-- Text segment --
● ● ● ●
Want to sit back, relax, and watch comedic cat videos? Blinkx, an online video search engine, wants to help you unleash your inner couch potato.

The British company is redesigning its Web site by adding three new buttons: "Entertain Me," "Inform Me," and "Give Me My Own Channel." The idea is to help people get different classes of videos--entertaining videos, news, and videos related what they've sought before--without having to explicitly search for it.

"You don't have to say what you want. We'll just find it for you. We'll just supply it to you passively, like with TV," said Chief Executive and founder Suranga Chandratillake.

Blinkx
The "more information" button, a.k.a. the geek button, gives the more passive consumer a more control over the individual video and the stream the service queues up for watching. Blinkx

Online video is booming. December was a record month, with U.S. viewers watching 14.3 billion online videos, 41 percent of them at Google, which operates YouTube. Blinkx's business is to try to connect people to these videos using search technology that looks not just at metadata such as video titles, but also words that are spoken and detected with speech recognition technology.

Of course the key for businesses is making money on the popularity of online video. Blinkx sells ads, probably with an ads-per-minute formula similar to what people are used to with TV, Chandratillake said. However, "When we first launch, we won't put on a lot of ads," he said.

Having tested the new options a bit, I can confirm the service works--and that getting your work done is tough when inundated with a dancing horses, Bruce Lee playing ping-pong with nunchucks, and adorable bunnies in bowls. It's nice that there's a skip-ahead button to pass on the stuff you don't care about, but after a few videos, I got three Paul Hunt transvestite gymnastic comedy routines in a sequence of four videos, and after about 20 videos I started getting repeats. So it looks like Blinkx's algorithm could use some sprucing up.

What I miss: no full-screen mode, no volume adjustment, no ability to rate videos to train the engine what entertaining videos you like (though there is a "similar videos" button), and no ability to click out to the original video if you want to rate it, share it with friends, or leave a comment.

The new Blinkx modes aren't totally passive. While watching the videos, users can click on a "more information button," which Blinkx internally calls the geek button because it enables more control and options for what's showing.

For example, Blinkx analyzes the video content, letting people skip ahead to different scenes via thumbnail images shown in the video player. And the application also can show faces of people in the video, letting users click on them to skip around the video.

The company's service shows video from a variety of sources. In the case of video from about 450 partners, Blinkx hosts it, but some is hosted elsewhere and embedded at the site, and in the case of the search results, Blinkx only offers descriptions and thumbnails that link to other sites' video.

The company has 65 employees and is hiring, Chandratillake said. In the six months ended Sept. 1, the company garnered $6.5 million in revenue; analysts expect $13 million to $14 million for the full fiscal year, which ends in March, he said.

"We expect to hit profitability in 2010," Chandratillake added.
● ● ● ●
-- Material shown --
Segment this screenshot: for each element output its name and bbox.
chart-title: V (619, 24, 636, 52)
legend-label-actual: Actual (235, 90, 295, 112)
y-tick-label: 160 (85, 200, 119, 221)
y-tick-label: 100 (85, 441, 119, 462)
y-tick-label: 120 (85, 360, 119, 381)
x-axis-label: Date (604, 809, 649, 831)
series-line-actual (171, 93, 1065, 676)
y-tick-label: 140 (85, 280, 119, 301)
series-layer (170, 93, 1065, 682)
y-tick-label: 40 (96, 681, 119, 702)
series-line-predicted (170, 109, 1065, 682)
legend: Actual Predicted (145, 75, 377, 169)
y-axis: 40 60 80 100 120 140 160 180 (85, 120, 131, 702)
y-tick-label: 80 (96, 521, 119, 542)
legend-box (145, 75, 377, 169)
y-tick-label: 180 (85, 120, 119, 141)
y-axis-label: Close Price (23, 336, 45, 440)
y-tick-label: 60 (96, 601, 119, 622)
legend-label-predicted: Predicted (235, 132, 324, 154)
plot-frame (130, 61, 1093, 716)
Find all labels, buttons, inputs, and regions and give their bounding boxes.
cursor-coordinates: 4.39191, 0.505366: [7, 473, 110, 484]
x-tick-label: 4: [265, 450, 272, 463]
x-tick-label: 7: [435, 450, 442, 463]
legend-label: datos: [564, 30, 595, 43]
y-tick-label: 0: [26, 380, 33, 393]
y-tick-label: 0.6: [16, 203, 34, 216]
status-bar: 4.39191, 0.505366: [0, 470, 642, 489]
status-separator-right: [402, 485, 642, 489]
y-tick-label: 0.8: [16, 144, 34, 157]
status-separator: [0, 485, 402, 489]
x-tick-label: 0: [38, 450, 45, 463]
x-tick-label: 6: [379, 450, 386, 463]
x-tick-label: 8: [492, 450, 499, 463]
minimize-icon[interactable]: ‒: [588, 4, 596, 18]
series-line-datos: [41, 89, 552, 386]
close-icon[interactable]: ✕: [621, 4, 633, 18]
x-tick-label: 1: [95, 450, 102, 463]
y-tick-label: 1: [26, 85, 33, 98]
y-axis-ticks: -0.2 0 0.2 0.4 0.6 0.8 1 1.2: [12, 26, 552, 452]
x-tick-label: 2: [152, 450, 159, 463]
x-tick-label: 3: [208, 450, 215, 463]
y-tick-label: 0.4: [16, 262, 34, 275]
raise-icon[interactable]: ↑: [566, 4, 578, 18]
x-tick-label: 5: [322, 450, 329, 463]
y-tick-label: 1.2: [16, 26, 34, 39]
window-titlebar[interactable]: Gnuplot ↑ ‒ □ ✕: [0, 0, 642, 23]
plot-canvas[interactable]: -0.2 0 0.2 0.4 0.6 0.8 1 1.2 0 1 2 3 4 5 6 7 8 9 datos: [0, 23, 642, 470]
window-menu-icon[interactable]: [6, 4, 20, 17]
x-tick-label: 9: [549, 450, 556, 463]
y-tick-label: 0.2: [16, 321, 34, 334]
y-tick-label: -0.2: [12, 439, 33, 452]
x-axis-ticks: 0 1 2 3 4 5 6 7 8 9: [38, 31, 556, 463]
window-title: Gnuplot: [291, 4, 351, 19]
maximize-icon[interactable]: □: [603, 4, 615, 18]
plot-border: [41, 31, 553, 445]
● ● ● ●
-- Work to complete --
Change "couch potato" to "armchair viewer" in the stretch of the Blinkx article from "Want to sit" through "founder Suranga Chandratillake.", and give that stretch again. Rely only on the Blinkx article.

-- Answer to the exercise --
Want to sit back, relax, and watch comedic cat videos? Blinkx, an online video search engine, wants to help you unleash your inner armchair viewer.

The British company is redesigning its Web site by adding three new buttons: "Entertain Me," "Inform Me," and "Give Me My Own Channel." The idea is to help people get different classes of videos--entertaining videos, news, and videos related what they've sought before--without having to explicitly search for it.

"You don't have to say what you want. We'll just find it for you. We'll just supply it to you passively, like with TV," said Chief Executive and founder Suranga Chandratillake.